-- Begin Given entries --

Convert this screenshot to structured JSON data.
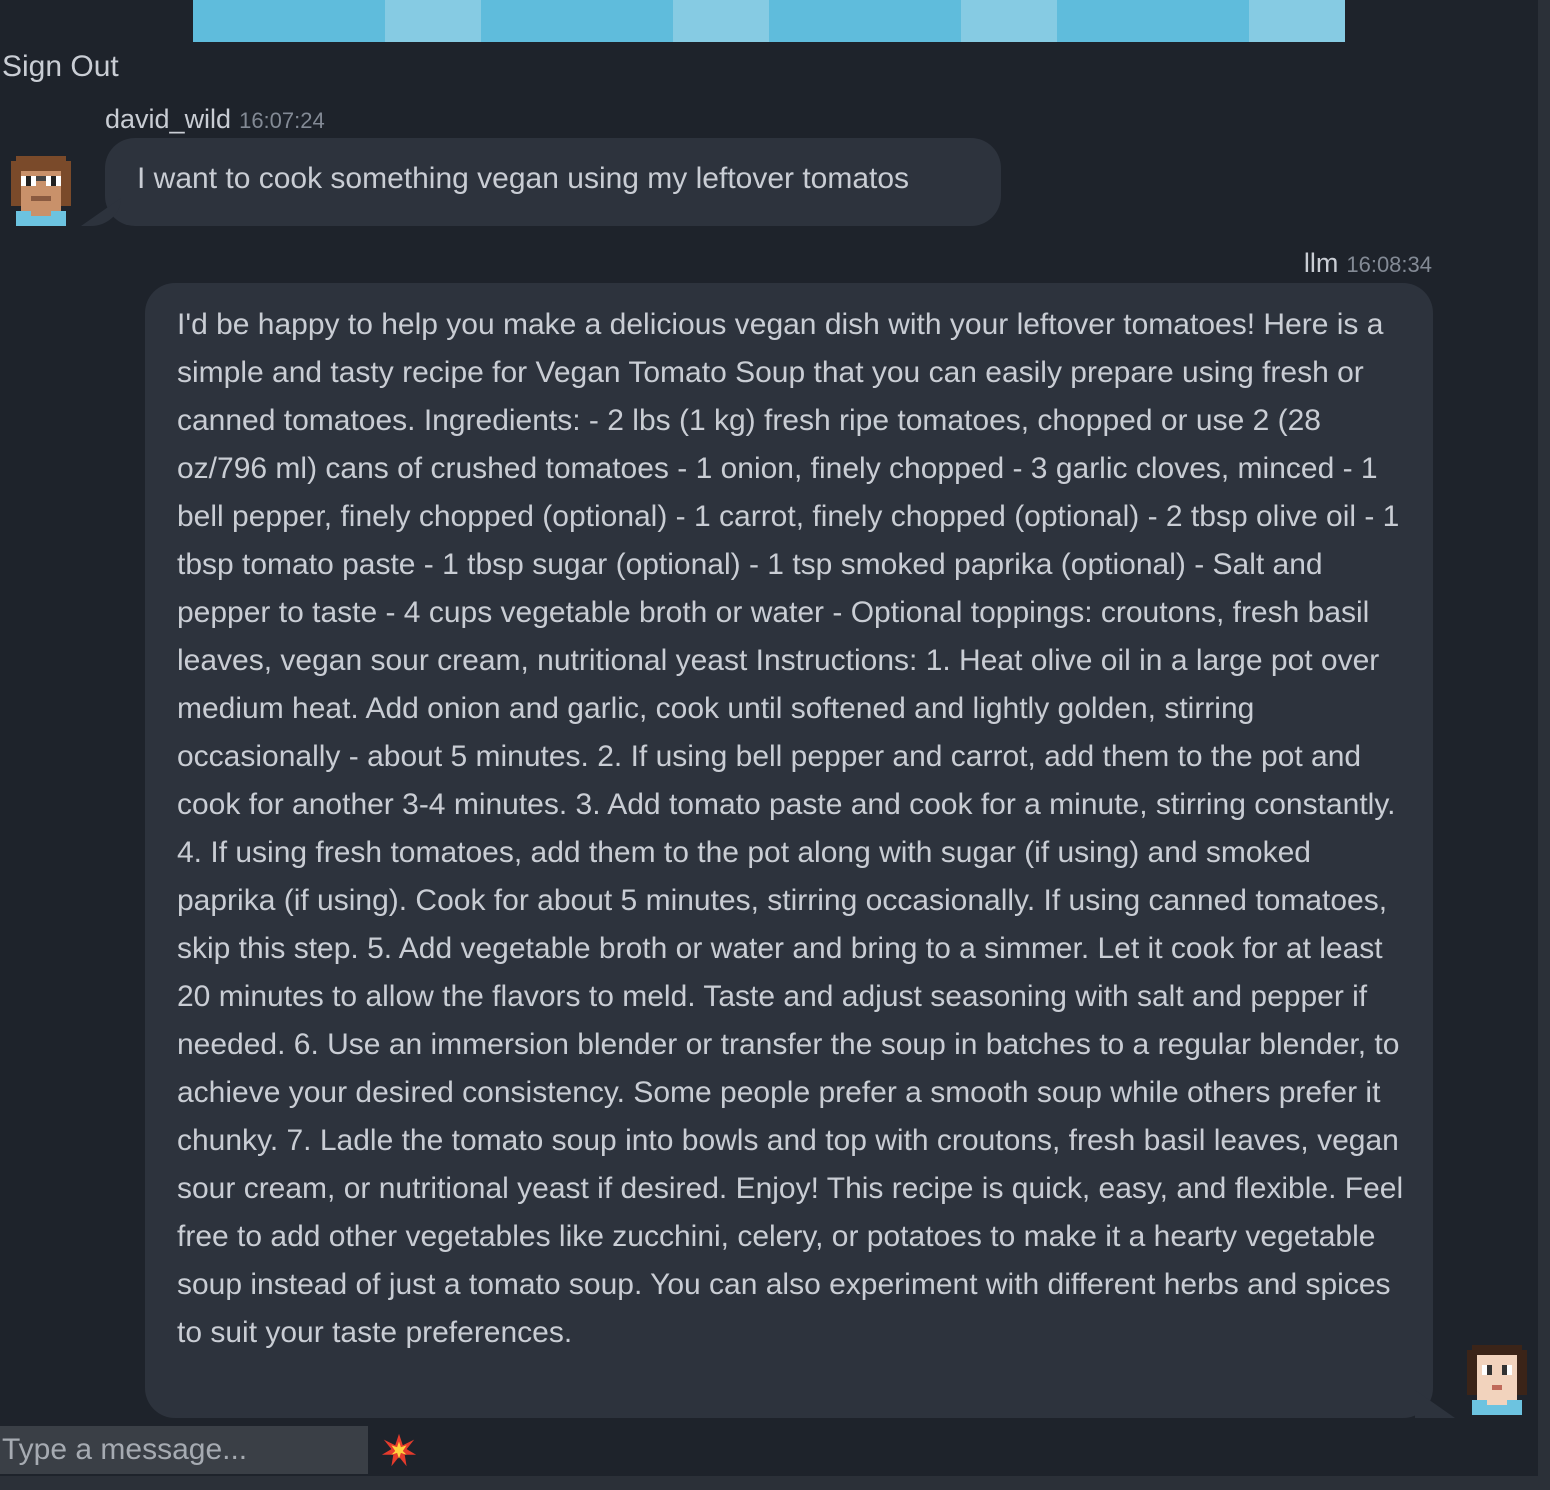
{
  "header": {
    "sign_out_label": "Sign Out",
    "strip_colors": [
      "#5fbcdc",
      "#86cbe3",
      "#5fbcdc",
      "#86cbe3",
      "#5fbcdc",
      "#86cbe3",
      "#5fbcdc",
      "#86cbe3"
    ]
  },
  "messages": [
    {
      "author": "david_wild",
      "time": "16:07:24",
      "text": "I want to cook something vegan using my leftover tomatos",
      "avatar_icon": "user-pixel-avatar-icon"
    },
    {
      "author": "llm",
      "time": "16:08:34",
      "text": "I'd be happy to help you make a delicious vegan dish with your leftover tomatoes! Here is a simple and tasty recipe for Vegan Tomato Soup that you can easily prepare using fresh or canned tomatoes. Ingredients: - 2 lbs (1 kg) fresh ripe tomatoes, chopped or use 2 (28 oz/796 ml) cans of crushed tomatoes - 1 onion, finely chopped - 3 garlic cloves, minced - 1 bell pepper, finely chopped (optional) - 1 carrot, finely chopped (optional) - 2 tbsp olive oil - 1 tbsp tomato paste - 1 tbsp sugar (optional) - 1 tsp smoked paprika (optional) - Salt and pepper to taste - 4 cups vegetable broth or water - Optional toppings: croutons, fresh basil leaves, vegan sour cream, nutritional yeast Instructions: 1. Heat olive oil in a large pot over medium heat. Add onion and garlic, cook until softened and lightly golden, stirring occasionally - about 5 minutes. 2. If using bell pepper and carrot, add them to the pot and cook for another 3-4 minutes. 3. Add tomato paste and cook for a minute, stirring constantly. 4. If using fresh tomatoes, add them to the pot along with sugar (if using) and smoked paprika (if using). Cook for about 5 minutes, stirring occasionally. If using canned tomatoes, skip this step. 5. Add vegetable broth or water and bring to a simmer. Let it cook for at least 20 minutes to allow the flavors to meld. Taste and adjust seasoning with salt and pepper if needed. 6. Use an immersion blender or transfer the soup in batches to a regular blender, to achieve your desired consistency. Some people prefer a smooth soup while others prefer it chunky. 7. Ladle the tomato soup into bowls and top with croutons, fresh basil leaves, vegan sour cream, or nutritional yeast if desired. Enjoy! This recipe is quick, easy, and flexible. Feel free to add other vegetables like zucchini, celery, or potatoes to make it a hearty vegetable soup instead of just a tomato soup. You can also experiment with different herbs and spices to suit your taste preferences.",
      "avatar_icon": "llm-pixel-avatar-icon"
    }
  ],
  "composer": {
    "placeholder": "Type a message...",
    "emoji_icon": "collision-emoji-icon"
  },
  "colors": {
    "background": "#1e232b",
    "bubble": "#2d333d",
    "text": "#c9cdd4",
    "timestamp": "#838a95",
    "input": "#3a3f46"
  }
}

-- End Given entries --
-- Begin Given entries --

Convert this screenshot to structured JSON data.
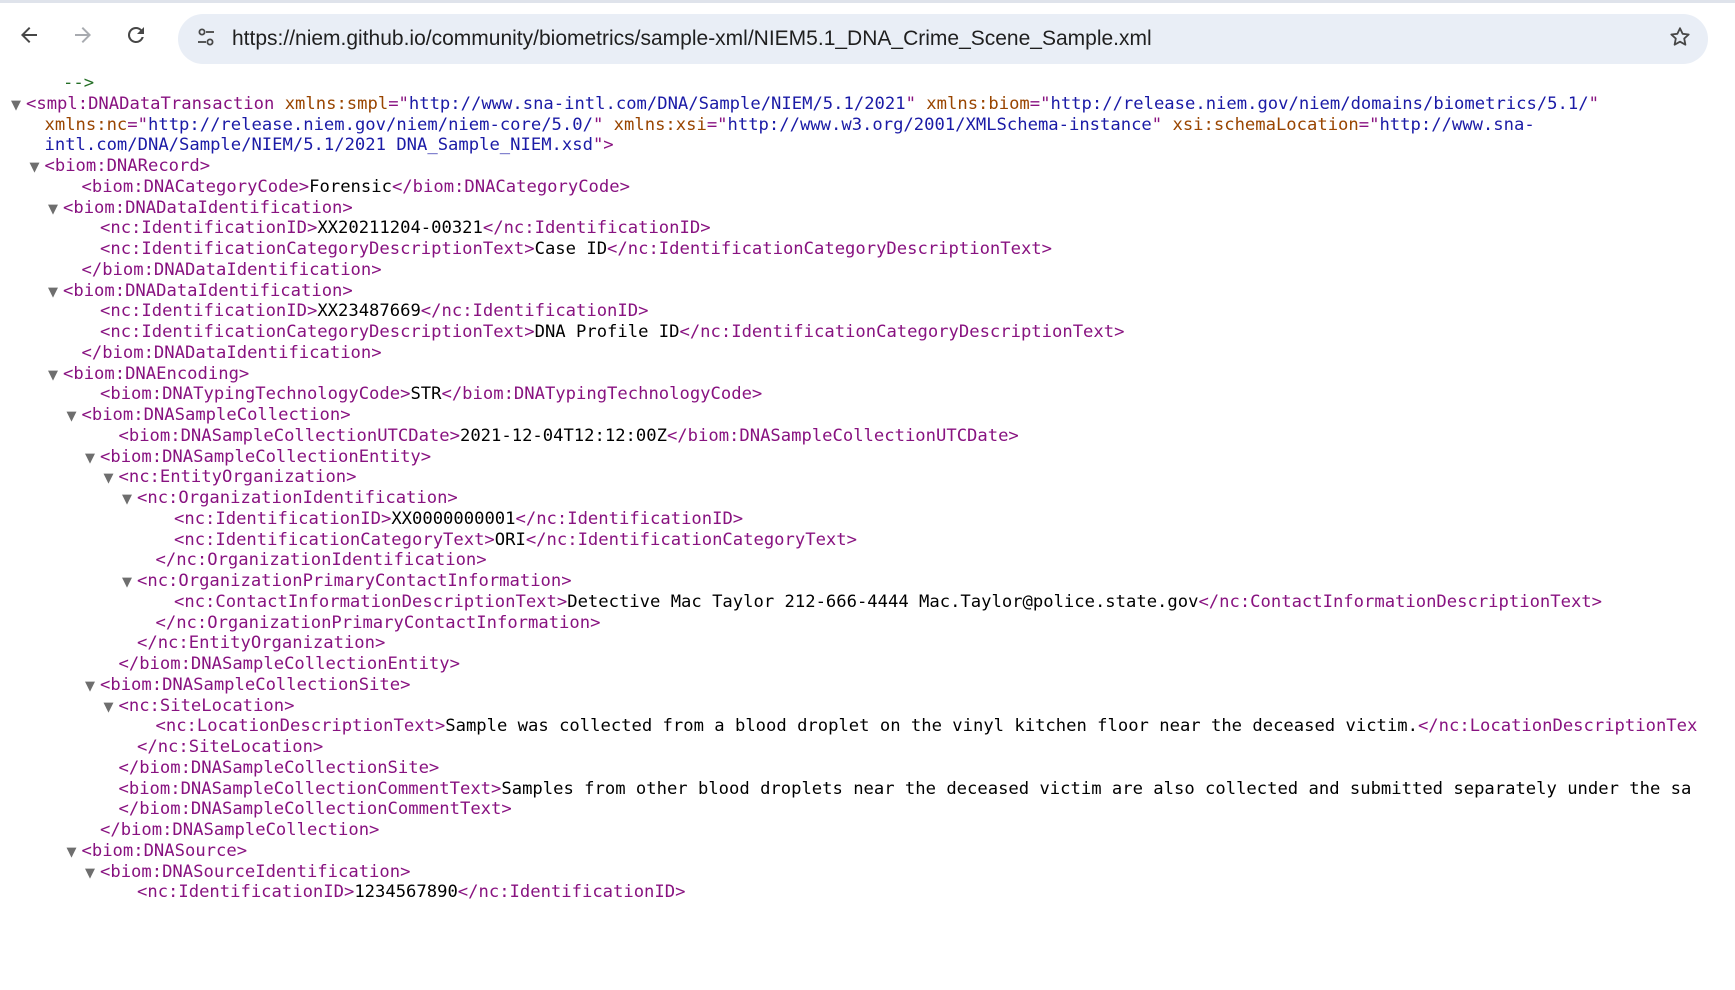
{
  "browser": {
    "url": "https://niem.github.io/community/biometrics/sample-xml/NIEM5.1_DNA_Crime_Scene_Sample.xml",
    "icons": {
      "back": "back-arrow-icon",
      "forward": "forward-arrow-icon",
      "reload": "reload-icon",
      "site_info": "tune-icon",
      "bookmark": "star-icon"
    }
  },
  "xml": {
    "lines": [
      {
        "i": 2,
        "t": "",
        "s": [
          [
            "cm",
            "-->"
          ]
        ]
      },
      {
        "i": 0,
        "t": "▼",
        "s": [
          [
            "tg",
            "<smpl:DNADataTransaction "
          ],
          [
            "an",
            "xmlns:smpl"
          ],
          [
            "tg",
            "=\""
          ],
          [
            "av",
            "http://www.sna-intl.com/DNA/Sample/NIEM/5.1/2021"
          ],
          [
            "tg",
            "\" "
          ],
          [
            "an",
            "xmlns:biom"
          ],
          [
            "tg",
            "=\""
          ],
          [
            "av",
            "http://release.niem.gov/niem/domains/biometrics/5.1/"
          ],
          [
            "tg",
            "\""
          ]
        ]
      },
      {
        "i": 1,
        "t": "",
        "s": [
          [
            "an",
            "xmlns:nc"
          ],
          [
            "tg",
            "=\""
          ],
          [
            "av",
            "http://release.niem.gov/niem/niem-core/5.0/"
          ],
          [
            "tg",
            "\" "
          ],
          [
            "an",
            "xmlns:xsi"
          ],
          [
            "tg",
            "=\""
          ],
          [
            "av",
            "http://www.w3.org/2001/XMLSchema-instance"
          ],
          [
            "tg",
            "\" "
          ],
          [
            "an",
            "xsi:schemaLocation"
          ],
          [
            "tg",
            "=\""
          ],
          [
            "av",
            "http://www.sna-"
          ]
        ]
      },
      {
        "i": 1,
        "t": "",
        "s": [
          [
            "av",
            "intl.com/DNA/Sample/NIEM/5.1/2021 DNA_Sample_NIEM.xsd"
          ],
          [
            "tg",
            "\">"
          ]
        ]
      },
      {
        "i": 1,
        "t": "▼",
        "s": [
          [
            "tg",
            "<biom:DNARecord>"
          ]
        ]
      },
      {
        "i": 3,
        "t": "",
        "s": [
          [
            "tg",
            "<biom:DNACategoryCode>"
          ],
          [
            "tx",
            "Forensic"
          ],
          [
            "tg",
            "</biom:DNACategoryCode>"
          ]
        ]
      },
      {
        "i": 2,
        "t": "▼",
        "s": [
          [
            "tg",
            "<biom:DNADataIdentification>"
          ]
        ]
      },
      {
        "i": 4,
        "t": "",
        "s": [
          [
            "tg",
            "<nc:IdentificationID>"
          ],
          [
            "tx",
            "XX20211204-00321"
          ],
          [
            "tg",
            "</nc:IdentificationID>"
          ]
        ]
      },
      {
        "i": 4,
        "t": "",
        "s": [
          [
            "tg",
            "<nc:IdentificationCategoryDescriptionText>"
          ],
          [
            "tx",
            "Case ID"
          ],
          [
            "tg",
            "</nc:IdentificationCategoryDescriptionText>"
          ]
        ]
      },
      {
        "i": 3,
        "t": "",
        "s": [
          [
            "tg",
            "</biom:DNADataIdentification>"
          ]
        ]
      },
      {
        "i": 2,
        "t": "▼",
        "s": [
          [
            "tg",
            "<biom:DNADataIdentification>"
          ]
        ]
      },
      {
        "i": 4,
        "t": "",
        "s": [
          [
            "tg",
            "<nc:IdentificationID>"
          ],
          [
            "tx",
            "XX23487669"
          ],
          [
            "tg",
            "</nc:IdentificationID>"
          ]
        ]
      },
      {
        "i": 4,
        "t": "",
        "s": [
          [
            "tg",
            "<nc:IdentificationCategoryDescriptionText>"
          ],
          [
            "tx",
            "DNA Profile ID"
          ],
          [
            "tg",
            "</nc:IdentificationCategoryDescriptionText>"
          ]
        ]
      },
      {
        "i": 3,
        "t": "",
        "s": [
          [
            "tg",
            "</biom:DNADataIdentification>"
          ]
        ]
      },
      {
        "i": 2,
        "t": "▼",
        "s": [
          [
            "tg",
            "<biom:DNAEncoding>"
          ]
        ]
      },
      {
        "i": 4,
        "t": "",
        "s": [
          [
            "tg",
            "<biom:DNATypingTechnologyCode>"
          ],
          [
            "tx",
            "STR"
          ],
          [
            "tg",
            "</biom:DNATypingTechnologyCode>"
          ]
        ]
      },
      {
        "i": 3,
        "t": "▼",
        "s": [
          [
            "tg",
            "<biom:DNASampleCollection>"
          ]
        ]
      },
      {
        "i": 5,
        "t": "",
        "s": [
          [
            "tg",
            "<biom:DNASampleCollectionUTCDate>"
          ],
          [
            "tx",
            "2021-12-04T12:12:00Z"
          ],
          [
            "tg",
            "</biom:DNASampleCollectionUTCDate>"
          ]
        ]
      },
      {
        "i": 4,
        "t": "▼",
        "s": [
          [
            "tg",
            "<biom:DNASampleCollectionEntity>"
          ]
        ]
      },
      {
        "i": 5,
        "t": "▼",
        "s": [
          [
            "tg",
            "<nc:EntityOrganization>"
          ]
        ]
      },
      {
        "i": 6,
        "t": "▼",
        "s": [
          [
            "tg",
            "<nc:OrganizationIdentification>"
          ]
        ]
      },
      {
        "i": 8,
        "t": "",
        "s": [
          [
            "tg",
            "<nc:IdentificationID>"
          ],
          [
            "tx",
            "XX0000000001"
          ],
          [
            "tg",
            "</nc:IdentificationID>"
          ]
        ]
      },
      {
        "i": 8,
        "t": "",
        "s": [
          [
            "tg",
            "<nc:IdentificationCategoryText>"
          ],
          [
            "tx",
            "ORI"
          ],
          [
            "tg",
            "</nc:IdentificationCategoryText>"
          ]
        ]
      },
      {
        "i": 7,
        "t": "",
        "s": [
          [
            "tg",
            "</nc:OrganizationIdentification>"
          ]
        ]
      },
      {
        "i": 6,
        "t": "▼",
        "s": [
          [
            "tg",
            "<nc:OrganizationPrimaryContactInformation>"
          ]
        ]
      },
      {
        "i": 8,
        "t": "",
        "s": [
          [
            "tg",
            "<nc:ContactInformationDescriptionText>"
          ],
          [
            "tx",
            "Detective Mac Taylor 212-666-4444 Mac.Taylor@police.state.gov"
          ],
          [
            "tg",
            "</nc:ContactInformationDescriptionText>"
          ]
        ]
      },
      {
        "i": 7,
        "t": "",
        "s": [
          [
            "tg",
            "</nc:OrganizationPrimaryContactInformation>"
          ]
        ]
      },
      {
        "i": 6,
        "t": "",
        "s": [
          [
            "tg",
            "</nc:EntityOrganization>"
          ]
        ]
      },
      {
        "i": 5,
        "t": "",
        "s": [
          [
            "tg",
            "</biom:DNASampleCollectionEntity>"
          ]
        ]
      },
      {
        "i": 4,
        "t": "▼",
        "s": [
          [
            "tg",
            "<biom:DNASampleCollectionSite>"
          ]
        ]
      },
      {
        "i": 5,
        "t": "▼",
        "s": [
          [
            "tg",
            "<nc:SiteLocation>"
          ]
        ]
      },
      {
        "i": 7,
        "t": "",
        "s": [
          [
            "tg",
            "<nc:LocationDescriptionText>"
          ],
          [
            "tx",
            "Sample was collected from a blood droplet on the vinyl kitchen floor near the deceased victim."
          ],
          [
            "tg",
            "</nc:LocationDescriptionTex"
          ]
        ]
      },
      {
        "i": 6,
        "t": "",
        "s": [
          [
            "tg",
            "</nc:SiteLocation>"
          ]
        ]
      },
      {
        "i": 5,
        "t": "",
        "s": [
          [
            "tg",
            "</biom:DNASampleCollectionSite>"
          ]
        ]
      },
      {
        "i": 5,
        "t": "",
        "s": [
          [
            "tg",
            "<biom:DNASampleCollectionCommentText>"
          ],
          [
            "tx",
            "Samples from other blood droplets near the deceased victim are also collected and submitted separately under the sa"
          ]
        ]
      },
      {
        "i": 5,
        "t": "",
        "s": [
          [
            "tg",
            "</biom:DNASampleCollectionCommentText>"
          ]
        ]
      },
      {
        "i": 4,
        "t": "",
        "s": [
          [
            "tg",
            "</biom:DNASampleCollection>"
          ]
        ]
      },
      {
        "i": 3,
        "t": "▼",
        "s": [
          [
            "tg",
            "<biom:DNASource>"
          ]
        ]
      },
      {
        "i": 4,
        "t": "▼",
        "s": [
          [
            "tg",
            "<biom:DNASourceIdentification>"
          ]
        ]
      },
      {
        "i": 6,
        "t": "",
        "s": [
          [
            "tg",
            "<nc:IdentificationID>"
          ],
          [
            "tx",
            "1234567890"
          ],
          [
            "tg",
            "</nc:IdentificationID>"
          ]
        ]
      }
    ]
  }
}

-- End Given entries --
-- Begin Given entries --

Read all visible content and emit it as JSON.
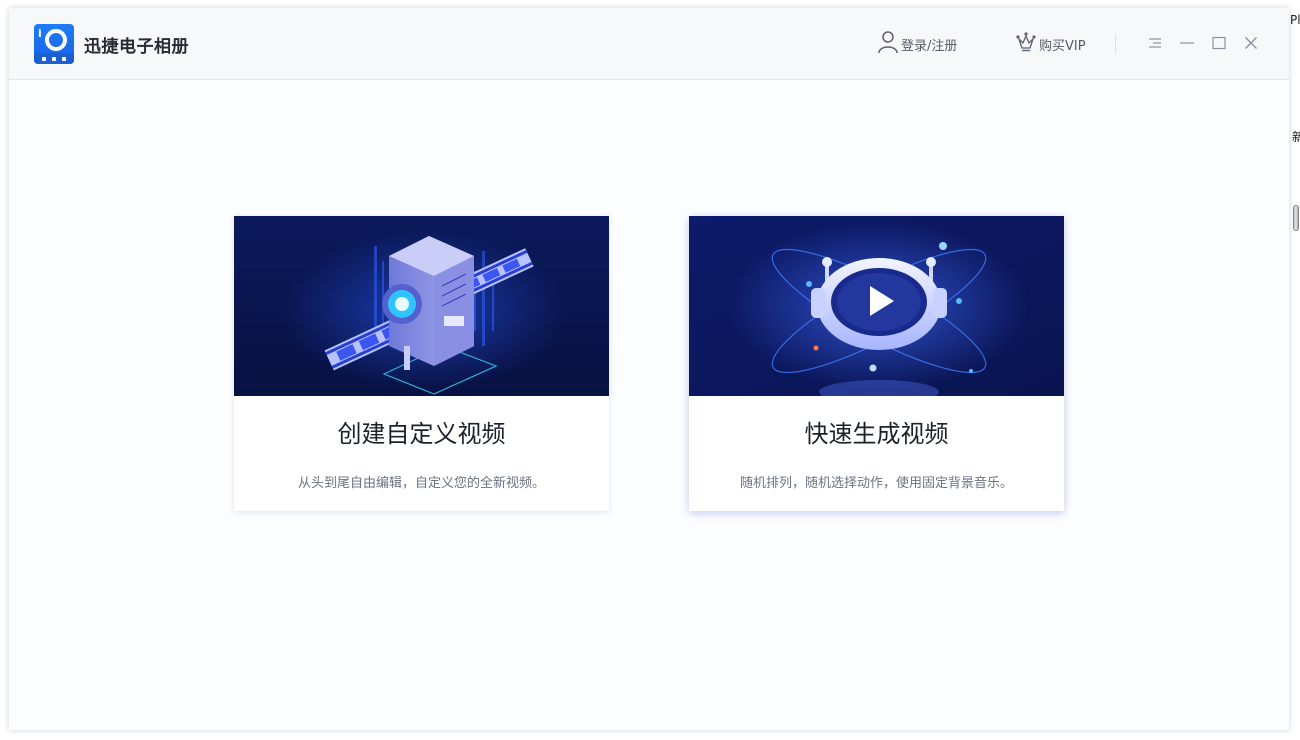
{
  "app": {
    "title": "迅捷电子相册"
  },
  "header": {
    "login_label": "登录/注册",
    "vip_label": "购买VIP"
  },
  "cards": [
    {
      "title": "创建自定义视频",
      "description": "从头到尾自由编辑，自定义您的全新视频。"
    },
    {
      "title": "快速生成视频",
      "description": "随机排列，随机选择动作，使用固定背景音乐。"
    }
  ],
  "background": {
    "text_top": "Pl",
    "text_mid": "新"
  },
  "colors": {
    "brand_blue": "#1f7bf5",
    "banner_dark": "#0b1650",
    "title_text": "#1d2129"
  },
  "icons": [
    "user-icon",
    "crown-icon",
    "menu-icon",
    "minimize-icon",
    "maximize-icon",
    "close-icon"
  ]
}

-- End Given entries --

= Task requirements =
From the listing above, find the number of lines with the word "deceased" in them. Answer with the number only.

= Response to this exercise =
2